[Items stored from a collection]
□ □ □
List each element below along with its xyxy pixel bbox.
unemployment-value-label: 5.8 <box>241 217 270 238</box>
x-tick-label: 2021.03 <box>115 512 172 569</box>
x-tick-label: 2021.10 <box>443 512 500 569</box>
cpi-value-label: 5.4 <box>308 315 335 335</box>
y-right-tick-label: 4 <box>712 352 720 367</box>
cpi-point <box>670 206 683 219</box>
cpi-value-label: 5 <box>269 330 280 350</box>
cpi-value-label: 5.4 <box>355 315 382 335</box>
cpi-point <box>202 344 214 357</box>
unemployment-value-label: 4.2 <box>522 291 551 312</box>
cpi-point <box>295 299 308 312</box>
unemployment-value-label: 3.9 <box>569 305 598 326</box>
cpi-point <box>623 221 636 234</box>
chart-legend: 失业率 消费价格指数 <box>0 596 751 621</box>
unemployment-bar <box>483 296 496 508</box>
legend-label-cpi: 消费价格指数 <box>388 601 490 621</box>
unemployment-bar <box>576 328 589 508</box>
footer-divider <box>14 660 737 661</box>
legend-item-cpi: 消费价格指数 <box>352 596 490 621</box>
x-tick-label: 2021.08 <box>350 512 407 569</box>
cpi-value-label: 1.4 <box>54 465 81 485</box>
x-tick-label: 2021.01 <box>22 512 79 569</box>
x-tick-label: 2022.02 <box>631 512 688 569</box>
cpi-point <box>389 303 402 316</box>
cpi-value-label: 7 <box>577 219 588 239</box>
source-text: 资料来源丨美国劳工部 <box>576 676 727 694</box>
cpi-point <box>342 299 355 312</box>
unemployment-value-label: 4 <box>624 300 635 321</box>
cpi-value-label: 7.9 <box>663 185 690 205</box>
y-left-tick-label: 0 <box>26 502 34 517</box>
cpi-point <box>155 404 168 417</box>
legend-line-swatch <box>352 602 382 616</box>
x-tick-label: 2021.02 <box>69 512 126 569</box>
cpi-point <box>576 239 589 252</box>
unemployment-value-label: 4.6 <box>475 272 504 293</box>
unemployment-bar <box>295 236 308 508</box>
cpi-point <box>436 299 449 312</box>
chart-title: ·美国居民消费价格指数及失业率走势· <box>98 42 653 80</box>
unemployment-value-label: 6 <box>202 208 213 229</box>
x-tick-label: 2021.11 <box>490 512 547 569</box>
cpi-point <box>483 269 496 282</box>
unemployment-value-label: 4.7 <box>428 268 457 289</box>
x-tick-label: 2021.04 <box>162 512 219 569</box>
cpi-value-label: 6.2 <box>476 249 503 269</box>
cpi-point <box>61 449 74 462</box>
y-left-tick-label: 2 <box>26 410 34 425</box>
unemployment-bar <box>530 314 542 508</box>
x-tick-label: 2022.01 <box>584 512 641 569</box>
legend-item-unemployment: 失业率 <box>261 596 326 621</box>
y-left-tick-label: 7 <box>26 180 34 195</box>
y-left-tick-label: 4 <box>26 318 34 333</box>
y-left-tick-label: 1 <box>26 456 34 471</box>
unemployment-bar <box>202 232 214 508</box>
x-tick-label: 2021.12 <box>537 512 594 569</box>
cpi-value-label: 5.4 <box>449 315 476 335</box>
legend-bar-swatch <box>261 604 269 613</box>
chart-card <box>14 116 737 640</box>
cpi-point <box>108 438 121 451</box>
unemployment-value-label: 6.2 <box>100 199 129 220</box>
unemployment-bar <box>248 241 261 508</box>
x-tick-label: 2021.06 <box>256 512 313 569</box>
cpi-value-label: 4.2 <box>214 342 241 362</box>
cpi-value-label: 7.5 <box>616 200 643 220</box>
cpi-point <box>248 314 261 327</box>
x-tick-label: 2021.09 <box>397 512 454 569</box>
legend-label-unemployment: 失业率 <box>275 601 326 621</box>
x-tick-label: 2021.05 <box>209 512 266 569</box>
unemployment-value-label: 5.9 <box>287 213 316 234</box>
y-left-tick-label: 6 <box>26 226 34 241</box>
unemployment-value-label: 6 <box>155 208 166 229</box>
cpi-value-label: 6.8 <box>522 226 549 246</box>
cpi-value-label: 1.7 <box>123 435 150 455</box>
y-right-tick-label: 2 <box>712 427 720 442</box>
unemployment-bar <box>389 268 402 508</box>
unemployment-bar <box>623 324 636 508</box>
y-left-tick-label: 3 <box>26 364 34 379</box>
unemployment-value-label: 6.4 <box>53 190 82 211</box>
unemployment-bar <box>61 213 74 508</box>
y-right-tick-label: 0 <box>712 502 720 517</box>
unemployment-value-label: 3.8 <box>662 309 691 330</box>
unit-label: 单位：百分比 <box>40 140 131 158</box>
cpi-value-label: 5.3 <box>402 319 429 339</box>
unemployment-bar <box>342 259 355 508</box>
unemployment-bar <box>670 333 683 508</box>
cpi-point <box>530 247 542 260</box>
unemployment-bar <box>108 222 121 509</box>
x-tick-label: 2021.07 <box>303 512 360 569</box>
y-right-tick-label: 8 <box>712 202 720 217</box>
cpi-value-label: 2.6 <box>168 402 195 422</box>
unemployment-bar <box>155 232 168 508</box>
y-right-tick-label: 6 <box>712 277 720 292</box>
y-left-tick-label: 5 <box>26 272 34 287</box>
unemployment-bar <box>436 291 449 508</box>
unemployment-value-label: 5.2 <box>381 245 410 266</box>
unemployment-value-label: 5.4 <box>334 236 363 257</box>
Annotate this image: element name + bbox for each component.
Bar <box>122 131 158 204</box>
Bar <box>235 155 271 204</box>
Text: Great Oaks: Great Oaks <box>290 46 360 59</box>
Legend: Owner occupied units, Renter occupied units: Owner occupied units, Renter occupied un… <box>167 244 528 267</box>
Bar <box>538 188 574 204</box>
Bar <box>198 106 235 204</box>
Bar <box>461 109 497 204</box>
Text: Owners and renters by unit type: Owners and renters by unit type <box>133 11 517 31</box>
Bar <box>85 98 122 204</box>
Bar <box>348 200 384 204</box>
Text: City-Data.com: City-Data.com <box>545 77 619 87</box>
□ □ □
◆ The problem ◆
Quote the rows from the very first line through the line containing "cpi-point <box>342 299 355 312</box>", with both ends included.

◆ Reply ◆
List each element below along with its xyxy pixel bbox.
unemployment-value-label: 5.8 <box>241 217 270 238</box>
x-tick-label: 2021.03 <box>115 512 172 569</box>
x-tick-label: 2021.10 <box>443 512 500 569</box>
cpi-value-label: 5.4 <box>308 315 335 335</box>
y-right-tick-label: 4 <box>712 352 720 367</box>
cpi-point <box>670 206 683 219</box>
cpi-value-label: 5 <box>269 330 280 350</box>
cpi-value-label: 5.4 <box>355 315 382 335</box>
cpi-point <box>202 344 214 357</box>
unemployment-value-label: 4.2 <box>522 291 551 312</box>
cpi-point <box>295 299 308 312</box>
unemployment-value-label: 3.9 <box>569 305 598 326</box>
cpi-point <box>623 221 636 234</box>
chart-legend: 失业率 消费价格指数 <box>0 596 751 621</box>
unemployment-bar <box>483 296 496 508</box>
legend-label-cpi: 消费价格指数 <box>388 601 490 621</box>
unemployment-bar <box>576 328 589 508</box>
footer-divider <box>14 660 737 661</box>
legend-item-cpi: 消费价格指数 <box>352 596 490 621</box>
x-tick-label: 2021.08 <box>350 512 407 569</box>
cpi-value-label: 1.4 <box>54 465 81 485</box>
x-tick-label: 2021.01 <box>22 512 79 569</box>
x-tick-label: 2022.02 <box>631 512 688 569</box>
cpi-point <box>389 303 402 316</box>
cpi-value-label: 7 <box>577 219 588 239</box>
source-text: 资料来源丨美国劳工部 <box>576 676 727 694</box>
cpi-point <box>342 299 355 312</box>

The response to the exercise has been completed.